### Exercise goal
Exactly as written, please set down all of the entries again, with no pictures.
---------- Data in this exercise ----------
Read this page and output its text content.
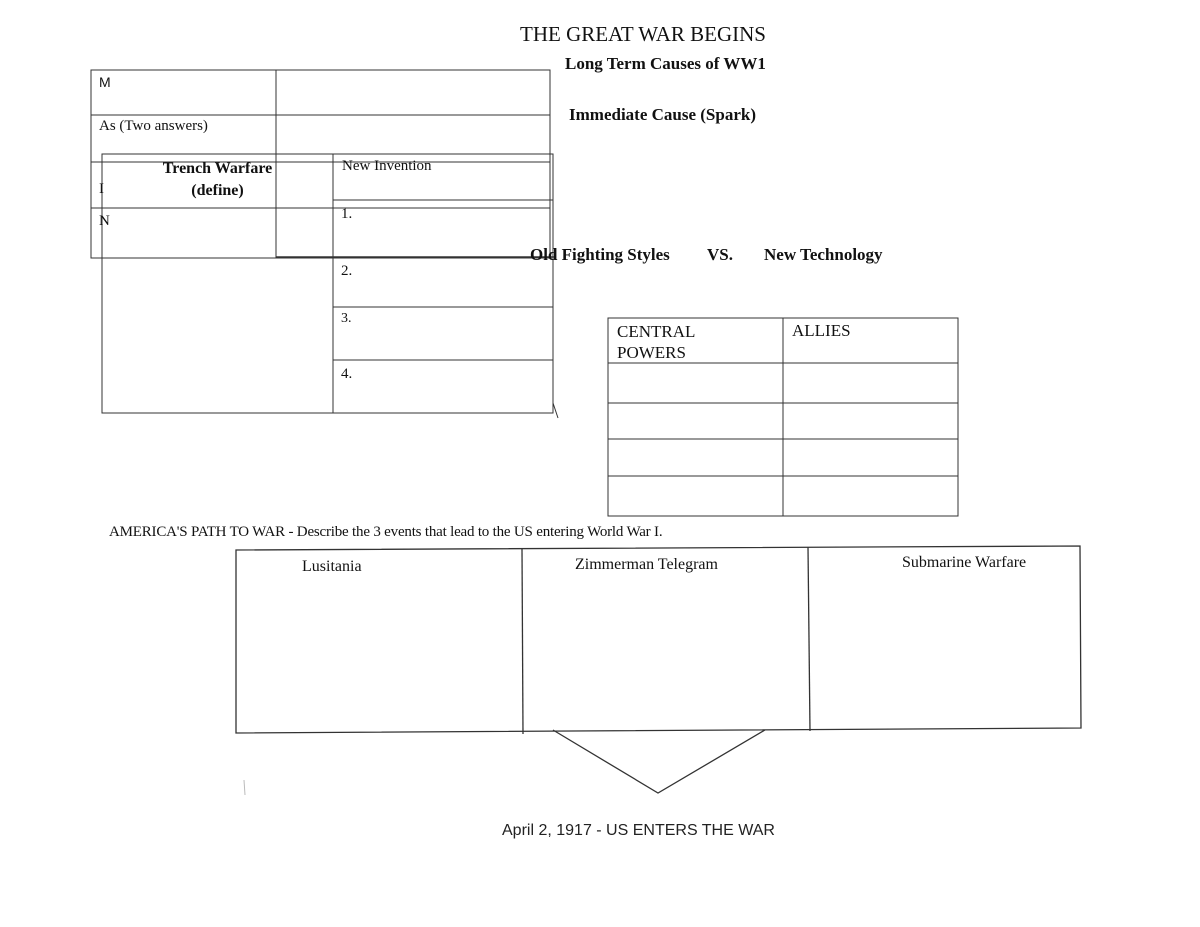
THE GREAT WAR BEGINS
Long Term Causes of WW1
M
As (Two answers)
I
N
Immediate Cause (Spark)
Trench Warfare (define)
New Invention
1.
2.
3.
4.
Old Fighting Styles VS. New Technology
CENTRAL POWERS
ALLIES
AMERICA'S PATH TO WAR - Describe the 3 events that lead to the US entering World War I.
Lusitania	Zimmerman Telegram	Submarine Warfare
April 2, 1917 - US ENTERS THE WAR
----------
### Problem solution
Read this page and output its text content.
THE GREAT WAR BEGINS
Long Term Causes of WW1
M
As (Two answers)
I
N
Immediate Cause (Spark)
Trench Warfare (define)
New Invention
1.
2.
3.
4.
Old Fighting Styles VS. New Technology
CENTRAL POWERS
ALLIES
AMERICA'S PATH TO WAR - Describe the 3 events that lead to the US entering World War I.
Lusitania	Zimmerman Telegram	Submarine Warfare
April 2, 1917 - US ENTERS THE WAR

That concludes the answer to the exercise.